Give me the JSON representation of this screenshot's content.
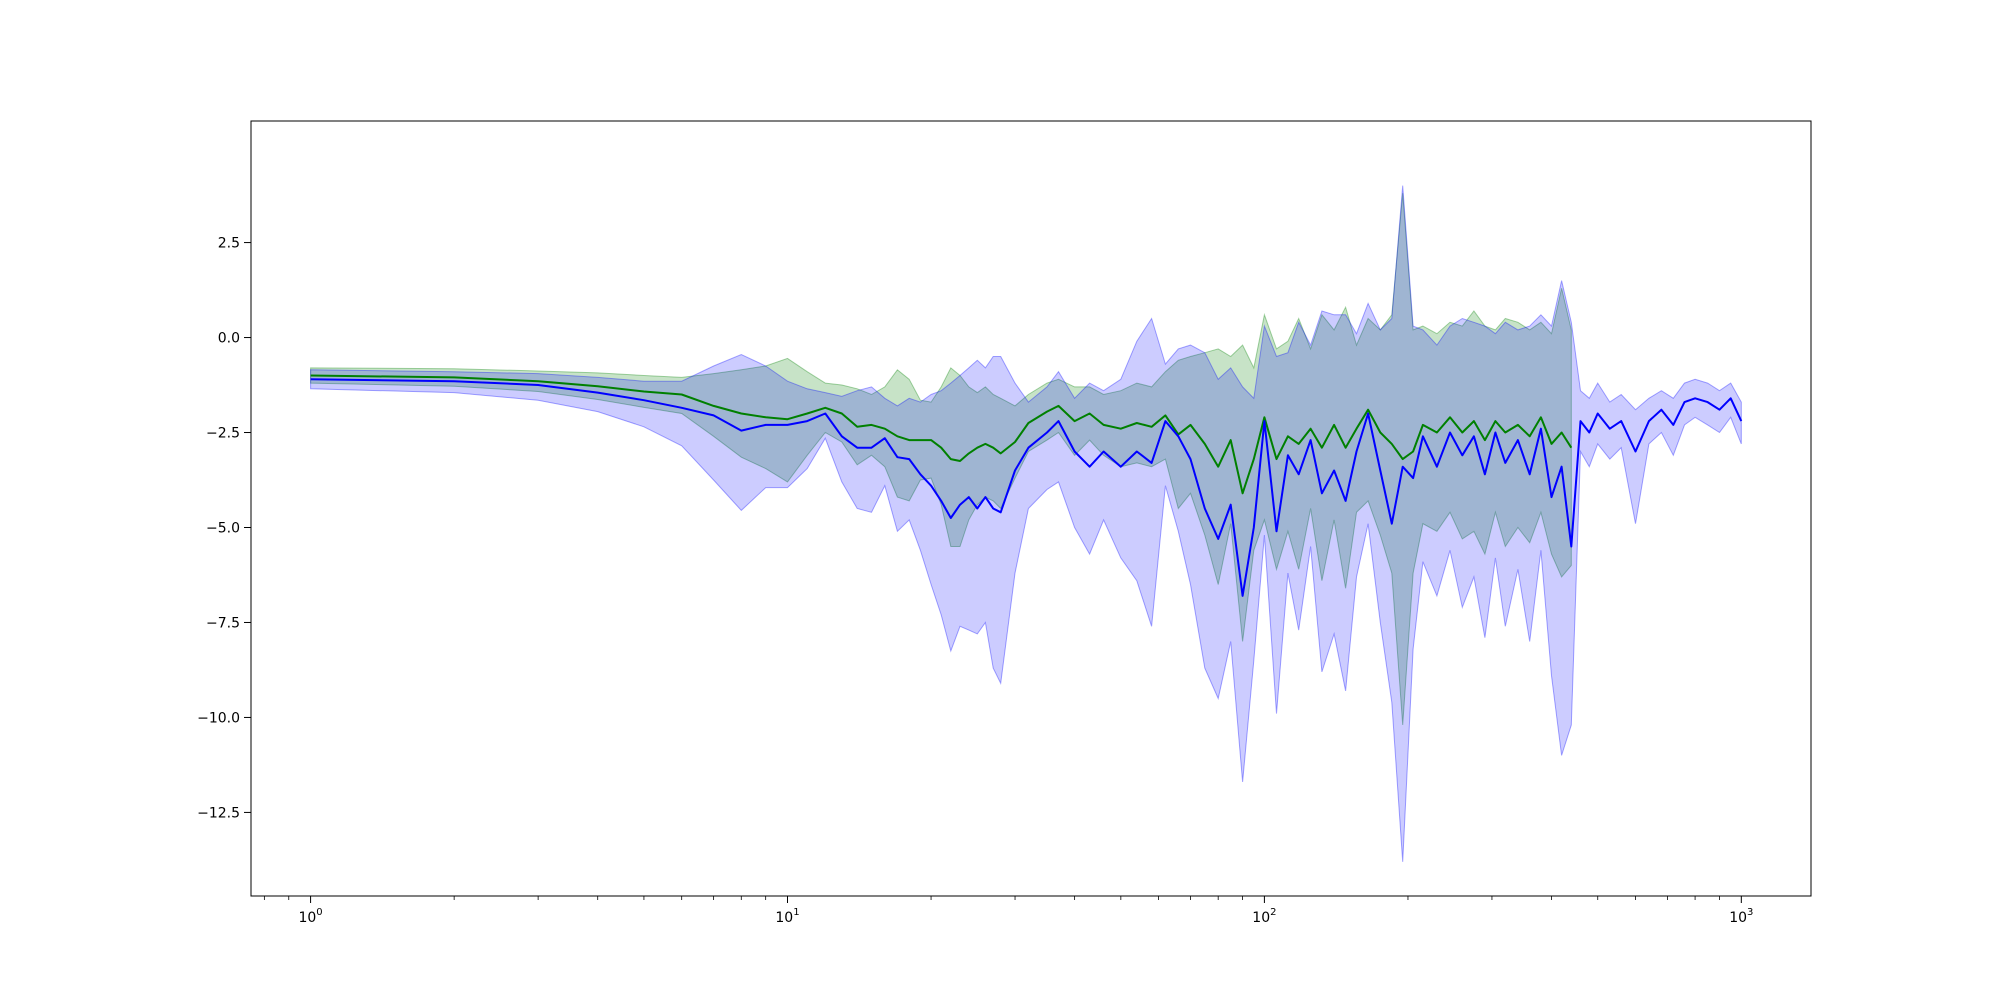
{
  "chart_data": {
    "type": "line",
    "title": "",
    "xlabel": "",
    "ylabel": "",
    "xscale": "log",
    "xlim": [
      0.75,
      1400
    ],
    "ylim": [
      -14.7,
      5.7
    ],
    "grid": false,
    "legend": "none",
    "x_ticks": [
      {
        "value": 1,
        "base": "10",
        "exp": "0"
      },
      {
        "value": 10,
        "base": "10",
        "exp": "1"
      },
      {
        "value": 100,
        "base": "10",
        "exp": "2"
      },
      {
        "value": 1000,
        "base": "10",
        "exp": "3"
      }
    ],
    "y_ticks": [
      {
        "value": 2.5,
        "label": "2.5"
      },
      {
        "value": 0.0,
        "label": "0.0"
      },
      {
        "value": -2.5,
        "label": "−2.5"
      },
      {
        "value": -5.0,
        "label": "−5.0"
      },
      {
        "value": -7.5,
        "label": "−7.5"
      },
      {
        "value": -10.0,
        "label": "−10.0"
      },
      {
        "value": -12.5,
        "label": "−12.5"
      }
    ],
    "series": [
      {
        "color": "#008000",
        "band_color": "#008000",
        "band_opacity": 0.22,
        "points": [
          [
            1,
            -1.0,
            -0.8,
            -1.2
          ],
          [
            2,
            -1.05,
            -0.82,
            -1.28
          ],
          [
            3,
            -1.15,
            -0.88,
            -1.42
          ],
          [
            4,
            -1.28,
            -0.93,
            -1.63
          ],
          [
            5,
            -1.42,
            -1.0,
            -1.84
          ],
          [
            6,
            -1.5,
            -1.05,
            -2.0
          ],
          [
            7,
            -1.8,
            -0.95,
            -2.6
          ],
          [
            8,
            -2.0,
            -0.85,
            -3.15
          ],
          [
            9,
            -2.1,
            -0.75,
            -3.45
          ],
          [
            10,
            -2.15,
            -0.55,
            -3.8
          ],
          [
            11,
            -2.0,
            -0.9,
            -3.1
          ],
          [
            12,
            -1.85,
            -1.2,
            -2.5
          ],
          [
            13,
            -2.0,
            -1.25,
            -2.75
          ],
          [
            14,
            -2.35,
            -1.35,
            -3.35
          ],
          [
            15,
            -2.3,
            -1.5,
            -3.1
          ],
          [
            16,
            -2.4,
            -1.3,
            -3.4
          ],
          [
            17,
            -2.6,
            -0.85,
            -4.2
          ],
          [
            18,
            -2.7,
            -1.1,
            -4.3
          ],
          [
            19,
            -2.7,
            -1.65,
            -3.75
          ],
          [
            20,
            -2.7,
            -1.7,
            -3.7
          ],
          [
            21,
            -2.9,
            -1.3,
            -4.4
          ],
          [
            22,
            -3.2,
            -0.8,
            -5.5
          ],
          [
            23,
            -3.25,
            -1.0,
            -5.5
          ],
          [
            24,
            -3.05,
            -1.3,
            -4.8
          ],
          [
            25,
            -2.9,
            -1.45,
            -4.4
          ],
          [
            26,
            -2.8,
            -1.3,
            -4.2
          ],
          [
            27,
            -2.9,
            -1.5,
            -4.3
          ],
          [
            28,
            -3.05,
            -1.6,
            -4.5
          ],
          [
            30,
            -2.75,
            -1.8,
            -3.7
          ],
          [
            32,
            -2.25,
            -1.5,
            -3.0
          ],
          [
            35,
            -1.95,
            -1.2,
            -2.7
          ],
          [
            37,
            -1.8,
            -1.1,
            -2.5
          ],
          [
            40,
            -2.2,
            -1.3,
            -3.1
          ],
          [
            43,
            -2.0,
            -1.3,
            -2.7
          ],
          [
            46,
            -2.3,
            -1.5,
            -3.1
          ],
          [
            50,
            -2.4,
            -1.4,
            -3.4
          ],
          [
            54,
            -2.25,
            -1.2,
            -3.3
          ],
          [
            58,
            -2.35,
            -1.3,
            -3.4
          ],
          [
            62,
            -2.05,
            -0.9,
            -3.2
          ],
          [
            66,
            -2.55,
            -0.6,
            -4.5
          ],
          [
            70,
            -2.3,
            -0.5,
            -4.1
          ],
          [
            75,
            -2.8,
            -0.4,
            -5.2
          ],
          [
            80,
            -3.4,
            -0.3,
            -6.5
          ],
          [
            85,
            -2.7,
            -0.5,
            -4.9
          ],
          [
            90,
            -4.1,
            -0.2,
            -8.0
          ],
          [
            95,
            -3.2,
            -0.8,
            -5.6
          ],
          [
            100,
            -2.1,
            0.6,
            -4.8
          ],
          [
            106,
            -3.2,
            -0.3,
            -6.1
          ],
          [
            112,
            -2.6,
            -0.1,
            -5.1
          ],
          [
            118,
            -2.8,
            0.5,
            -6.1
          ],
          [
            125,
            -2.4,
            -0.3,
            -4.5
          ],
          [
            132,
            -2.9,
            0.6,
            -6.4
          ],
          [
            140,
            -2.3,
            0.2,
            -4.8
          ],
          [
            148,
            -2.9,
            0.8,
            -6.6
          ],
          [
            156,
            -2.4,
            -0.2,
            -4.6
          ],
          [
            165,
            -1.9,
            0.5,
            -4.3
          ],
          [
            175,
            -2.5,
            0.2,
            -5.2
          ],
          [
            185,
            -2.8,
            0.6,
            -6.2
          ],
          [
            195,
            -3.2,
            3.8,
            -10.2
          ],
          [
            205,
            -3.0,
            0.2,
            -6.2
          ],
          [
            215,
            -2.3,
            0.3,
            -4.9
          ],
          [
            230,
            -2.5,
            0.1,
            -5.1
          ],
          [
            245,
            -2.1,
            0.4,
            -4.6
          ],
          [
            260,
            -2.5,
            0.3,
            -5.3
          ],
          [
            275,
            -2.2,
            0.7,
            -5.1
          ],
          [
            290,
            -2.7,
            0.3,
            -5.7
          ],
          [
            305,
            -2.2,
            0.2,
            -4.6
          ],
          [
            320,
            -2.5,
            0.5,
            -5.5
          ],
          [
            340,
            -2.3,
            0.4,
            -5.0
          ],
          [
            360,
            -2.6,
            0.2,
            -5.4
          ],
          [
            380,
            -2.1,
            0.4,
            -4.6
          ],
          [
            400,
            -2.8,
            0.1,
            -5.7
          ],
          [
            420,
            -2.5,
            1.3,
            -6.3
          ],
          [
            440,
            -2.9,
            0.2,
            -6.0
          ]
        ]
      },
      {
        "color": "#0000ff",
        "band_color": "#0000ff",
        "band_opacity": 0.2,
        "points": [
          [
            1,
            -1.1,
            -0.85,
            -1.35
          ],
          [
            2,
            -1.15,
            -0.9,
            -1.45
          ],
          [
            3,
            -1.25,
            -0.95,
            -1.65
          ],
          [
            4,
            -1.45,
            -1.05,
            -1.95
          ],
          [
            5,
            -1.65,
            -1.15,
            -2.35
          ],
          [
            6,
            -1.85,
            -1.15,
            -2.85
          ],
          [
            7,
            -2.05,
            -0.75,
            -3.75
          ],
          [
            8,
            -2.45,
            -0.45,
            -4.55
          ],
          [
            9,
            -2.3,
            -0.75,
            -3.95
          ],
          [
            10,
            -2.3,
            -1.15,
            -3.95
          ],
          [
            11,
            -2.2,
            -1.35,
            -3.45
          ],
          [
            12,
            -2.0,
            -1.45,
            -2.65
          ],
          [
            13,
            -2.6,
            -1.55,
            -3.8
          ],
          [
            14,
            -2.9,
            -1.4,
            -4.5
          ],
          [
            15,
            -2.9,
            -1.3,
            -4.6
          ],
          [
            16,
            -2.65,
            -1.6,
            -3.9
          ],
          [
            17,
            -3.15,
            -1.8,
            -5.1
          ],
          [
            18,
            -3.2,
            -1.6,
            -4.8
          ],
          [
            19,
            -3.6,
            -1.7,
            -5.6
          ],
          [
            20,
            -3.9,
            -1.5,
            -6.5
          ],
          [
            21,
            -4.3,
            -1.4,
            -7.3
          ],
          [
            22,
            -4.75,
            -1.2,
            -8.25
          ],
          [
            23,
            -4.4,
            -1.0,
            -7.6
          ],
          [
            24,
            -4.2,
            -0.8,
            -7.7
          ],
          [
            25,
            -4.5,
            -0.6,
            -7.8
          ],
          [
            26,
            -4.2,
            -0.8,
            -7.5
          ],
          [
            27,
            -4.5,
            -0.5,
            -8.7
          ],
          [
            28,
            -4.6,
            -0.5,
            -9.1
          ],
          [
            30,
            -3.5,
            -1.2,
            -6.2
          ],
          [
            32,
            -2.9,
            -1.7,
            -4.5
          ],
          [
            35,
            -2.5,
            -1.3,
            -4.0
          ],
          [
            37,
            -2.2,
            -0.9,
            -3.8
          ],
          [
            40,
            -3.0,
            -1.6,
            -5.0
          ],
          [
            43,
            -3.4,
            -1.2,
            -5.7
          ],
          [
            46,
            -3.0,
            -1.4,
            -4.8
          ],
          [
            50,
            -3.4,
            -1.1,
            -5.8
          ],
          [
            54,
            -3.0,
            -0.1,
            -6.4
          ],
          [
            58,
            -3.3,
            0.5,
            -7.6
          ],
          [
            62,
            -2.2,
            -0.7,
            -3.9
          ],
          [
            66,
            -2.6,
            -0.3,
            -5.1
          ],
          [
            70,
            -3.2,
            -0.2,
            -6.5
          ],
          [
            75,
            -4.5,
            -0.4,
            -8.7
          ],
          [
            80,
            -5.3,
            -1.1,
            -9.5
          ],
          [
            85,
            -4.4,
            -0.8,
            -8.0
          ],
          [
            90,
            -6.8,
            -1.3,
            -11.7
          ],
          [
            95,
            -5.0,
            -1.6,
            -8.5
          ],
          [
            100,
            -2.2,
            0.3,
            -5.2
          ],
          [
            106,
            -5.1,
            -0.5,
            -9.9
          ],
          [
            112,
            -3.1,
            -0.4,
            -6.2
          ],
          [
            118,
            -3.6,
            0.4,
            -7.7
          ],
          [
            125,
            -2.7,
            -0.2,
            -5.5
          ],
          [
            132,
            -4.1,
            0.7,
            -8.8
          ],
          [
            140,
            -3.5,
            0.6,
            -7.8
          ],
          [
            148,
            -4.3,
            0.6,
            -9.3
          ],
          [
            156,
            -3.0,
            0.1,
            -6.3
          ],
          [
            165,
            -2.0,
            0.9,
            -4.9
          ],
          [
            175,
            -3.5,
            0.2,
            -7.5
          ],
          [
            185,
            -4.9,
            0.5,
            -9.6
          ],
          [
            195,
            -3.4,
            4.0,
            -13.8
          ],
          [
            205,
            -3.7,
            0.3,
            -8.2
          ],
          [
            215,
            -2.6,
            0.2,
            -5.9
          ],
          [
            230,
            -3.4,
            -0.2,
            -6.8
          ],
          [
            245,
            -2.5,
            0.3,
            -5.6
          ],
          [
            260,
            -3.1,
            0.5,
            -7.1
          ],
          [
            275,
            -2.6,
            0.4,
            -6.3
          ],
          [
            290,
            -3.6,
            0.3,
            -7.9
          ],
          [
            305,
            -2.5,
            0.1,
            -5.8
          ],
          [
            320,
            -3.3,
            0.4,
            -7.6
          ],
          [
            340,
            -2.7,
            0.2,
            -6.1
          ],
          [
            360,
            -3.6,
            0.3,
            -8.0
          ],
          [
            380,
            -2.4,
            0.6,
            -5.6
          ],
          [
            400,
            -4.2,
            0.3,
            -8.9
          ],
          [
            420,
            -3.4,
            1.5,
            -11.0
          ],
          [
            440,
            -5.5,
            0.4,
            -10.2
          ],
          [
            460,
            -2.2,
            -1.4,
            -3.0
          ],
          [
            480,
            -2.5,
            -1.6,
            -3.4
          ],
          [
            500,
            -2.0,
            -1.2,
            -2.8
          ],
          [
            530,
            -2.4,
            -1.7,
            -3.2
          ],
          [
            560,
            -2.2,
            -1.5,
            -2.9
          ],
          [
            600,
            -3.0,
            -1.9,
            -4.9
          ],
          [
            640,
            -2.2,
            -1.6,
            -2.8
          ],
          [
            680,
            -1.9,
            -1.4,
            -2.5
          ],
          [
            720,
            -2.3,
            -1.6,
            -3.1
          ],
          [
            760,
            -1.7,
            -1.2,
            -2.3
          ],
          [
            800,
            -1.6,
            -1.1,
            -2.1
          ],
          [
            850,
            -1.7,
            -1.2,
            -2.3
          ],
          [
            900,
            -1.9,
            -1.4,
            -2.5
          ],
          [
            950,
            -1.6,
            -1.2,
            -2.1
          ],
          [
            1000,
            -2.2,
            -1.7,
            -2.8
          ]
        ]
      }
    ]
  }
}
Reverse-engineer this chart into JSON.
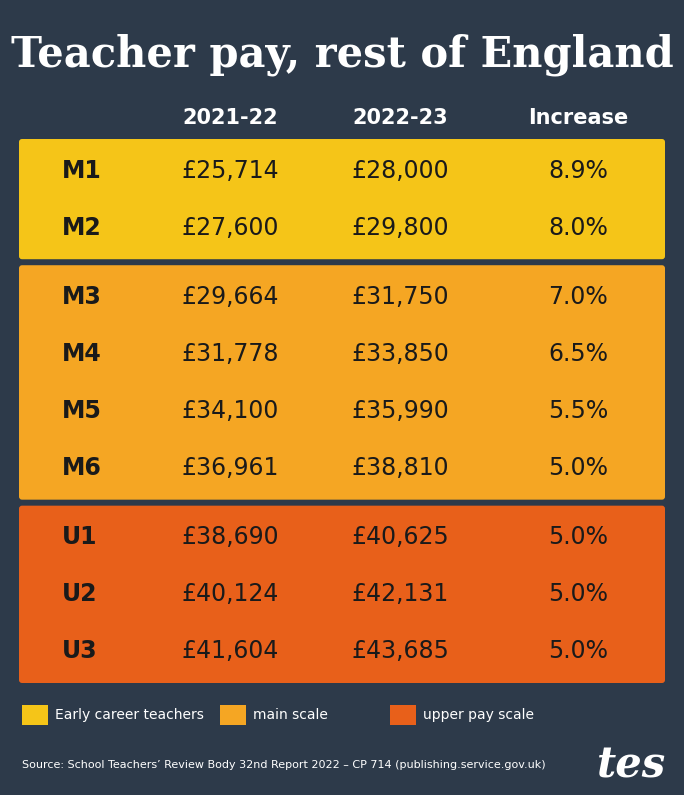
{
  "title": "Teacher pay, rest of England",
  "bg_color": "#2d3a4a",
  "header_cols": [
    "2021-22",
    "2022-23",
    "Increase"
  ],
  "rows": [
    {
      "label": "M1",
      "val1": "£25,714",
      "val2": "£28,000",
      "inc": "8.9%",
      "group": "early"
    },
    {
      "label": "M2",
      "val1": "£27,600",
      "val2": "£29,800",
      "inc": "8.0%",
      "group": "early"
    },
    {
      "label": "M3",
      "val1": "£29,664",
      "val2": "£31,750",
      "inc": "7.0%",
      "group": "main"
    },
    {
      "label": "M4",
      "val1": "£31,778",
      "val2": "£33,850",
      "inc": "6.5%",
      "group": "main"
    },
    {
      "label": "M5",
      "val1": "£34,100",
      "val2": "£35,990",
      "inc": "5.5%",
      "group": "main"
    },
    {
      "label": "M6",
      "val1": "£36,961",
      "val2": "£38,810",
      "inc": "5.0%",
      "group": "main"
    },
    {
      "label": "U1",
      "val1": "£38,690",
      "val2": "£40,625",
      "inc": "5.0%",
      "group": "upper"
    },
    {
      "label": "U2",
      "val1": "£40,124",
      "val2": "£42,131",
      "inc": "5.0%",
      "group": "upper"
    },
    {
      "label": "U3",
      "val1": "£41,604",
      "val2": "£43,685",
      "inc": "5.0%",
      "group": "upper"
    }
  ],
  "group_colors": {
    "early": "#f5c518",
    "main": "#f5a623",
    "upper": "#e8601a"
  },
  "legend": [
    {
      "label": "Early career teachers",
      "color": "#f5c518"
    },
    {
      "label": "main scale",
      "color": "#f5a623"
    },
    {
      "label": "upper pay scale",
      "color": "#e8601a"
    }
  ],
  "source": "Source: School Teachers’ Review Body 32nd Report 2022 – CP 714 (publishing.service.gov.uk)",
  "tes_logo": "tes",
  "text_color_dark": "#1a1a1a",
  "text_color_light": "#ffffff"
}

====================

STATED GOAL: List all lines above in which the string "JSON" appears.

SOLUTION:
Give me the JSON representation of this screenshot's content.
Reverse-engineer this chart into JSON.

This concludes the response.